Determine how many lines carry the word "image". Output that number only.

Entries with figure data
+++++

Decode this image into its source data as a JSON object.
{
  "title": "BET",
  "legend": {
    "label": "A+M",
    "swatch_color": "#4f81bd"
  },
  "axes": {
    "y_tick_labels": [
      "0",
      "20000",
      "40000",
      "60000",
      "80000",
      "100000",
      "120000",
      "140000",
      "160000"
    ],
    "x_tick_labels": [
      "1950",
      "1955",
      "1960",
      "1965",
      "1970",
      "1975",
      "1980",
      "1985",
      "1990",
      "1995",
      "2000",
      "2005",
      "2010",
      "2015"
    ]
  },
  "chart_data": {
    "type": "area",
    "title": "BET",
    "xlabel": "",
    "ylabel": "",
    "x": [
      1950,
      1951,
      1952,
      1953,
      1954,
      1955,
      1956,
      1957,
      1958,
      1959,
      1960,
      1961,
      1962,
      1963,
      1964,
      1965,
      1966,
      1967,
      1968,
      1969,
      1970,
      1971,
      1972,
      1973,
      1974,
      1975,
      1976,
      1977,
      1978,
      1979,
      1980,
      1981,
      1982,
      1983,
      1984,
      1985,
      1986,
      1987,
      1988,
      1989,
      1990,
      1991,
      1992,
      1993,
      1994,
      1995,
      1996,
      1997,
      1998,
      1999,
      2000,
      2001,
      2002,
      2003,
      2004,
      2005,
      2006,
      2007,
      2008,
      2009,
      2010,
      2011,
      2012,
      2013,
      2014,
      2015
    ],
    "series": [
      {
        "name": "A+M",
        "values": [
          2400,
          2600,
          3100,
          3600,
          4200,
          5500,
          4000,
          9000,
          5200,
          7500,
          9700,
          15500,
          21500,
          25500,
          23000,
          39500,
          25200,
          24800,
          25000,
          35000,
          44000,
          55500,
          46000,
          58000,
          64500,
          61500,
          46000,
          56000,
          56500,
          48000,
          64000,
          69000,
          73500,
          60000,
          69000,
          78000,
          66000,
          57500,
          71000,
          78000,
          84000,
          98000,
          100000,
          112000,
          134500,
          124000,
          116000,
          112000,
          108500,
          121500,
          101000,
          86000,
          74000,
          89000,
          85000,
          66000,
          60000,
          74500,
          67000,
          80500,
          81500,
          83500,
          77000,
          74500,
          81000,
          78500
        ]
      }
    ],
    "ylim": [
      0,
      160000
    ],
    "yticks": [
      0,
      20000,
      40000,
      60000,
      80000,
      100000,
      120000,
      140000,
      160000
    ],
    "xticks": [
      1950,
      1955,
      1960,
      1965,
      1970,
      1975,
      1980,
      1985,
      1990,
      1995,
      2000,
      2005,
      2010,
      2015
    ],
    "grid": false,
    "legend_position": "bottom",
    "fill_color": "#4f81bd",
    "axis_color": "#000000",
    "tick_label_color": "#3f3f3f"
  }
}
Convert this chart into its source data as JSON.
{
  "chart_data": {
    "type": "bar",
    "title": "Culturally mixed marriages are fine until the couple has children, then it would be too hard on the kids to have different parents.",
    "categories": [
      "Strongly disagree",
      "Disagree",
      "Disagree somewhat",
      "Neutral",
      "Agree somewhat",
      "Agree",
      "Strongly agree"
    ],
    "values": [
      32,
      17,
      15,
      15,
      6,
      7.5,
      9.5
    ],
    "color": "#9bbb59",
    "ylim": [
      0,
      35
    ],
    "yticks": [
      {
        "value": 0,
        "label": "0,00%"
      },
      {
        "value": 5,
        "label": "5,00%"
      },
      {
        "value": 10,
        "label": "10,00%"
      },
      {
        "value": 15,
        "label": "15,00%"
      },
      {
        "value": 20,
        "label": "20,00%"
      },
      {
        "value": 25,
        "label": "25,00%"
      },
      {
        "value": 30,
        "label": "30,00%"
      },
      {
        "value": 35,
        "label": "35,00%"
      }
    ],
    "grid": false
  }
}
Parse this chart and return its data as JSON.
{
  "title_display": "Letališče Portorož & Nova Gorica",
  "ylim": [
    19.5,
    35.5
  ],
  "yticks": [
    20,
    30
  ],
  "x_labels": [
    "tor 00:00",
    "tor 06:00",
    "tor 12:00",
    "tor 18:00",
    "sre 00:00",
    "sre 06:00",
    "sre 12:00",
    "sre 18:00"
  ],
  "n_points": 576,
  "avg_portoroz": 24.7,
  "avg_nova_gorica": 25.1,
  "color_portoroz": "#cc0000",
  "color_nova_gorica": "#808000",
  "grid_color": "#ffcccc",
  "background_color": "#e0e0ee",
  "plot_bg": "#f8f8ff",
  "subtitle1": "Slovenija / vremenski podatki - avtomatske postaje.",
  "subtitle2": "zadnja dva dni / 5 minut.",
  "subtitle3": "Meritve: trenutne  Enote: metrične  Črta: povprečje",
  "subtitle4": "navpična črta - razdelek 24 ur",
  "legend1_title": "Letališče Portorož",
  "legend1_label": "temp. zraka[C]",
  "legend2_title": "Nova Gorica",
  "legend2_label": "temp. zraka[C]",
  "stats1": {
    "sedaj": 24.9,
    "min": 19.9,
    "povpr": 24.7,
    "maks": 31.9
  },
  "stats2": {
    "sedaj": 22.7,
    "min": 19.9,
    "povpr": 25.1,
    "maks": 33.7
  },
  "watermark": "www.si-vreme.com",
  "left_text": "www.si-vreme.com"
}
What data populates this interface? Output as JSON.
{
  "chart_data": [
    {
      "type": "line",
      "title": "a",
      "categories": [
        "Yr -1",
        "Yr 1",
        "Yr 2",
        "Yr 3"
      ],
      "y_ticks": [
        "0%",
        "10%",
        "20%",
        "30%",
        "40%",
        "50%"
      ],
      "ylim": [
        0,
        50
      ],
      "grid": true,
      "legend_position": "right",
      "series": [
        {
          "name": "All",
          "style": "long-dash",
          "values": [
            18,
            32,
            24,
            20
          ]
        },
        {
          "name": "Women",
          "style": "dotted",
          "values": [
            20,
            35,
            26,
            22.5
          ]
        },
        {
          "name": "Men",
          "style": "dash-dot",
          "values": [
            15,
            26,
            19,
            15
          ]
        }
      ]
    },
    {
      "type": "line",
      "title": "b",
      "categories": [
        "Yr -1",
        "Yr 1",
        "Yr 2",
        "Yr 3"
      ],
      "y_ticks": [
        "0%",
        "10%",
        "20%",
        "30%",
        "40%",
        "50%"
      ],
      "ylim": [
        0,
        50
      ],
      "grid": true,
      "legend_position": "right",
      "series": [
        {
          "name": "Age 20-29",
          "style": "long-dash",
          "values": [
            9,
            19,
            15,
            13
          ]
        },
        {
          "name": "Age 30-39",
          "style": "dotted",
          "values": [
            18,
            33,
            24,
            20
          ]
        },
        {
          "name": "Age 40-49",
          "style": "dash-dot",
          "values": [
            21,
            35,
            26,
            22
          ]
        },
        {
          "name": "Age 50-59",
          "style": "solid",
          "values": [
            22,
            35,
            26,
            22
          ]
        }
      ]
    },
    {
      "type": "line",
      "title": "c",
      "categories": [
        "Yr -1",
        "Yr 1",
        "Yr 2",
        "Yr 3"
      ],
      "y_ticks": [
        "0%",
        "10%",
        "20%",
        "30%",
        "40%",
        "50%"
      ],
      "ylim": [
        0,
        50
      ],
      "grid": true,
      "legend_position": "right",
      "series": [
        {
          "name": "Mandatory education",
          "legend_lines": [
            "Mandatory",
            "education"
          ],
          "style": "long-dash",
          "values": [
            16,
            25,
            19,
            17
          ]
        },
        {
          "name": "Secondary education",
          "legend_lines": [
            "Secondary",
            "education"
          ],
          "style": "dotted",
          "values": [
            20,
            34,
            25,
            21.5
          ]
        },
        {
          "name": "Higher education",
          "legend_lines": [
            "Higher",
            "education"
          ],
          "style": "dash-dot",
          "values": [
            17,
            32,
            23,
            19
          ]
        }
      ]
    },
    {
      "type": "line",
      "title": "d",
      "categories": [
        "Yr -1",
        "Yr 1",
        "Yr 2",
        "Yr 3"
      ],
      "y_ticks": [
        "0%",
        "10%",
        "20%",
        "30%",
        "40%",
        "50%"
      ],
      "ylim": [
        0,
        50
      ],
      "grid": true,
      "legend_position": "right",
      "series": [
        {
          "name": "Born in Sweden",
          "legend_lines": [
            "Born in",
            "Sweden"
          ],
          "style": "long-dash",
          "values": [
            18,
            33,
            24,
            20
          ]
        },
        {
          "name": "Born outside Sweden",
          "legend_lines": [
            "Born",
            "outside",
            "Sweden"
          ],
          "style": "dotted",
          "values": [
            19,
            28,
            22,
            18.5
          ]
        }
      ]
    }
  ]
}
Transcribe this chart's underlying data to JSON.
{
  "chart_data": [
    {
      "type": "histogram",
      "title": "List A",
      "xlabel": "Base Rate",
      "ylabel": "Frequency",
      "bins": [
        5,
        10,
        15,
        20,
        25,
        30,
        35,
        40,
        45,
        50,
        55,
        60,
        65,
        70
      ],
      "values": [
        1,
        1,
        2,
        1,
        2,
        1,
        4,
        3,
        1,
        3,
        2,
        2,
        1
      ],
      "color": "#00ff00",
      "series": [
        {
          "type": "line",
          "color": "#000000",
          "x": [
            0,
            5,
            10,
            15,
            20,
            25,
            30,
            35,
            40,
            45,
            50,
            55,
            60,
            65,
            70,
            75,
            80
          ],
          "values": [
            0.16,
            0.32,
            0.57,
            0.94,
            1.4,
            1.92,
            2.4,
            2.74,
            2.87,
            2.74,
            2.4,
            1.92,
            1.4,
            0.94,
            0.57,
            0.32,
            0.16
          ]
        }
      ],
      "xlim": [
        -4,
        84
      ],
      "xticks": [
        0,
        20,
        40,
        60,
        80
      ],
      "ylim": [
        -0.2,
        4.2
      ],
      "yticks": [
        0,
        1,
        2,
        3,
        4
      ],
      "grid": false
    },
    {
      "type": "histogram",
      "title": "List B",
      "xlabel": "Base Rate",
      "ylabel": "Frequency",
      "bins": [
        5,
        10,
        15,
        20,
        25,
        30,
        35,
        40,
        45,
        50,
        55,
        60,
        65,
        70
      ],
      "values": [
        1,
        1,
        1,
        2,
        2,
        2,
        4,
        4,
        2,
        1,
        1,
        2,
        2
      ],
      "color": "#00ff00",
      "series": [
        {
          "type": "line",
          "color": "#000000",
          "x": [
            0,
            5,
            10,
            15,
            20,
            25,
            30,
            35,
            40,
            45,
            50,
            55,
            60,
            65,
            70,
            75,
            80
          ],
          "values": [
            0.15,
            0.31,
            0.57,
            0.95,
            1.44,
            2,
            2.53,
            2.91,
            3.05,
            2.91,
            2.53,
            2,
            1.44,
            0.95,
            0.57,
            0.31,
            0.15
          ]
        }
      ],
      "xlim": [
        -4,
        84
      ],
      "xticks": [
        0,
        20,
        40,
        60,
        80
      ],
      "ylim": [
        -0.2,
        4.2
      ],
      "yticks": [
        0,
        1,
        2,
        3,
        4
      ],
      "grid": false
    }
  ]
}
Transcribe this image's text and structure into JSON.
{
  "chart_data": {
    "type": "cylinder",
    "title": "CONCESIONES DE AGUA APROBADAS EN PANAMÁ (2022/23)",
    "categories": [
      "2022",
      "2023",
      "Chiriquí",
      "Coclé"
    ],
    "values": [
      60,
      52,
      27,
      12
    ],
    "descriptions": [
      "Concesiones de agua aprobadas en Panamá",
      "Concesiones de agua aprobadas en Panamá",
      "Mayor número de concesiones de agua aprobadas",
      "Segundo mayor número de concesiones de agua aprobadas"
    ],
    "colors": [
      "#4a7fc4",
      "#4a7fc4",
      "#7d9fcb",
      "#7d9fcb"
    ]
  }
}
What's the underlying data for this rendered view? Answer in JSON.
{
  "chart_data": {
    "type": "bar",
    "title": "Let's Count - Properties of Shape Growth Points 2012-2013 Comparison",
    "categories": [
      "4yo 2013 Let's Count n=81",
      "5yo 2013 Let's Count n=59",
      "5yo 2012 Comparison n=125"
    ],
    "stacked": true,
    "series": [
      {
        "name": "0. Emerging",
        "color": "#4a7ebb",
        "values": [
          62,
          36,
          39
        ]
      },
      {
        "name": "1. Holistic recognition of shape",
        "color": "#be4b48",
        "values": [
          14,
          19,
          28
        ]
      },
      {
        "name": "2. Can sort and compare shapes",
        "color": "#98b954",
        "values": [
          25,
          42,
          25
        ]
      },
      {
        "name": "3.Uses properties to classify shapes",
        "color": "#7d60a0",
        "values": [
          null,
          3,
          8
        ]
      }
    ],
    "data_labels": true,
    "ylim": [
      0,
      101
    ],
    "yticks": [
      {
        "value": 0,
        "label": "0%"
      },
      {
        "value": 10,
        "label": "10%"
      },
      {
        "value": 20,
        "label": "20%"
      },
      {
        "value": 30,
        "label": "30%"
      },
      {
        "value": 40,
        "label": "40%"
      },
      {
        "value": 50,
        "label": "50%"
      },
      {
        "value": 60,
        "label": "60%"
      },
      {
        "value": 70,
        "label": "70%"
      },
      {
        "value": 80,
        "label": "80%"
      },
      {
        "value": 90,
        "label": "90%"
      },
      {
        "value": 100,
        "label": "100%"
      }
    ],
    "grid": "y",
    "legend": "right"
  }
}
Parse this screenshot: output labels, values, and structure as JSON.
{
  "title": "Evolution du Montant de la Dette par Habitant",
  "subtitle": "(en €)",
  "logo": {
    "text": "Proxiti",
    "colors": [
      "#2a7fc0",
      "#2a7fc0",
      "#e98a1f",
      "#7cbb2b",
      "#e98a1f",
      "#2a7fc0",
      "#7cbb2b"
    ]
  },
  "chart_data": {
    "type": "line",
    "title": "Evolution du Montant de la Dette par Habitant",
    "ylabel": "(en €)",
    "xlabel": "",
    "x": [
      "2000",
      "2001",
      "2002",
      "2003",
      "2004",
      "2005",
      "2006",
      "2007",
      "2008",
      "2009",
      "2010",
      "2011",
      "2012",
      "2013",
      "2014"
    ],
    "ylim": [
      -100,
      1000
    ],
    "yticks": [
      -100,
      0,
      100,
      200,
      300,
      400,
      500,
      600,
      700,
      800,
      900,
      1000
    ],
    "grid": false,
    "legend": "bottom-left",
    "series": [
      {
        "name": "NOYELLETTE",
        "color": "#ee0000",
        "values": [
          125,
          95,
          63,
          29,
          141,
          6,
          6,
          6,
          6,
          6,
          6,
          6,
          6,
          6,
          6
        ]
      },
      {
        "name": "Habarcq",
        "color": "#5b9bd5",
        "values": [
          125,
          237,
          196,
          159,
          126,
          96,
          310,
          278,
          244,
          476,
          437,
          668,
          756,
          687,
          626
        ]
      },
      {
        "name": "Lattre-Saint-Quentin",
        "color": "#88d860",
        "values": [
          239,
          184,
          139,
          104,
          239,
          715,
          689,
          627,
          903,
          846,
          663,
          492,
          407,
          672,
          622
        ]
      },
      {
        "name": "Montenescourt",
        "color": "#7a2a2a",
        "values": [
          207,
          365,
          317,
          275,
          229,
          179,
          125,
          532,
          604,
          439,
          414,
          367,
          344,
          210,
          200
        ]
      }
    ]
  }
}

+++++

• _Result below_: 2